"""

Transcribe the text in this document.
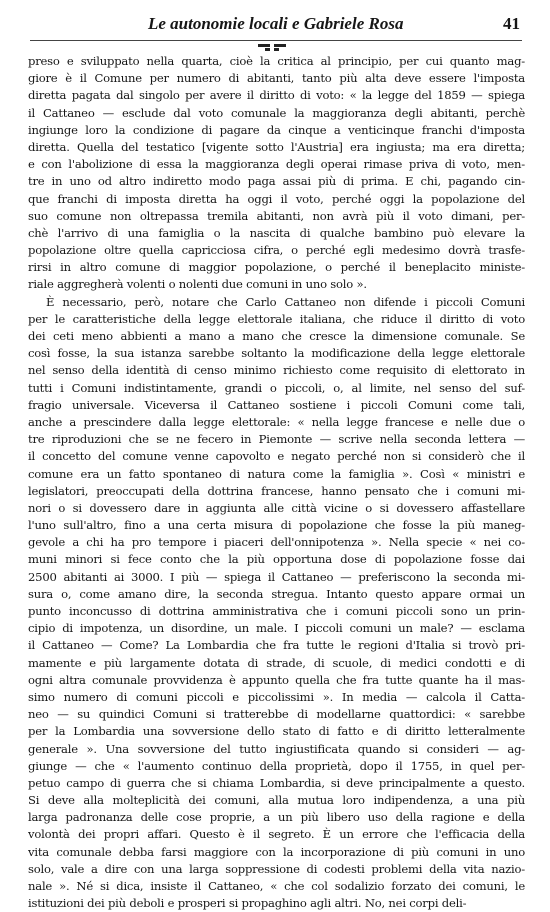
Le autonomie locali e Gabriele Rosa	41
preso e sviluppato nella quarta, cioè la critica al principio, per cui quanto mag-
giore è il Comune per numero di abitanti, tanto più alta deve essere l'imposta
diretta pagata dal singolo per avere il diritto di voto: « la legge del 1859 — spiega
il Cattaneo — esclude dal voto comunale la maggioranza degli abitanti, perchè
ingiunge loro la condizione di pagare da cinque a venticinque franchi d'imposta
diretta. Quella del testatico [vigente sotto l'Austria] era ingiusta; ma era diretta;
e con l'abolizione di essa la maggioranza degli operai rimase priva di voto, men-
tre in uno od altro indiretto modo paga assai più di prima. E chi, pagando cin-
que franchi di imposta diretta ha oggi il voto, perché oggi la popolazione del
suo comune non oltrepassa tremila abitanti, non avrà più il voto dimani, per-
chè l'arrivo di una famiglia o la nascita di qualche bambino può elevare la
popolazione oltre quella capricciosa cifra, o perché egli medesimo dovrà trasfe-
rirsi in altro comune di maggior popolazione, o perché il beneplacito ministe-
riale aggregherà volenti o nolenti due comuni in uno solo ».
È necessario, però, notare che Carlo Cattaneo non difende i piccoli Comuni
per le caratteristiche della legge elettorale italiana, che riduce il diritto di voto
dei ceti meno abbienti a mano a mano che cresce la dimensione comunale. Se
così fosse, la sua istanza sarebbe soltanto la modificazione della legge elettorale
nel senso della identità di censo minimo richiesto come requisito di elettorato in
tutti i Comuni indistintamente, grandi o piccoli, o, al limite, nel senso del suf-
fragio universale. Viceversa il Cattaneo sostiene i piccoli Comuni come tali,
anche a prescindere dalla legge elettorale: « nella legge francese e nelle due o
tre riproduzioni che se ne fecero in Piemonte — scrive nella seconda lettera —
il concetto del comune venne capovolto e negato perché non si considerò che il
comune era un fatto spontaneo di natura come la famiglia ». Così « ministri e
legislatori, preoccupati della dottrina francese, hanno pensato che i comuni mi-
nori o si dovessero dare in aggiunta alle città vicine o si dovessero affastellare
l'uno sull'altro, fino a una certa misura di popolazione che fosse la più maneg-
gevole a chi ha pro tempore i piaceri dell'onnipotenza ». Nella specie « nei co-
muni minori si fece conto che la più opportuna dose di popolazione fosse dai
2500 abitanti ai 3000. I più — spiega il Cattaneo — preferiscono la seconda mi-
sura o, come amano dire, la seconda stregua. Intanto questo appare ormai un
punto inconcusso di dottrina amministrativa che i comuni piccoli sono un prin-
cipio di impotenza, un disordine, un male. I piccoli comuni un male? — esclama
il Cattaneo — Come? La Lombardia che fra tutte le regioni d'Italia si trovò pri-
mamente e più largamente dotata di strade, di scuole, di medici condotti e di
ogni altra comunale provvidenza è appunto quella che fra tutte quante ha il mas-
simo numero di comuni piccoli e piccolissimi ». In media — calcola il Catta-
neo — su quindici Comuni si tratterebbe di modellarne quattordici: « sarebbe
per la Lombardia una sovversione dello stato di fatto e di diritto letteralmente
generale ». Una sovversione del tutto ingiustificata quando si consideri — ag-
giunge — che « l'aumento continuo della proprietà, dopo il 1755, in quel per-
petuo campo di guerra che si chiama Lombardia, si deve principalmente a questo.
Si deve alla molteplicità dei comuni, alla mutua loro indipendenza, a una più
larga padronanza delle cose proprie, a un più libero uso della ragione e della
volontà dei propri affari. Questo è il segreto. È un errore che l'efficacia della
vita comunale debba farsi maggiore con la incorporazione di più comuni in uno
solo, vale a dire con una larga soppressione di codesti problemi della vita nazio-
nale ». Né si dica, insiste il Cattaneo, « che col sodalizio forzato dei comuni, le
istituzioni dei più deboli e prosperi si propaghino agli altri. No, nei corpi deli-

"""

Extract every line that has the string "loro" in it.

> _Solution to the problem_
ingiunge loro la condizione di pagare da cinque a venticinque franchi d'imposta
Si deve alla molteplicità dei comuni, alla mutua loro indipendenza, a una più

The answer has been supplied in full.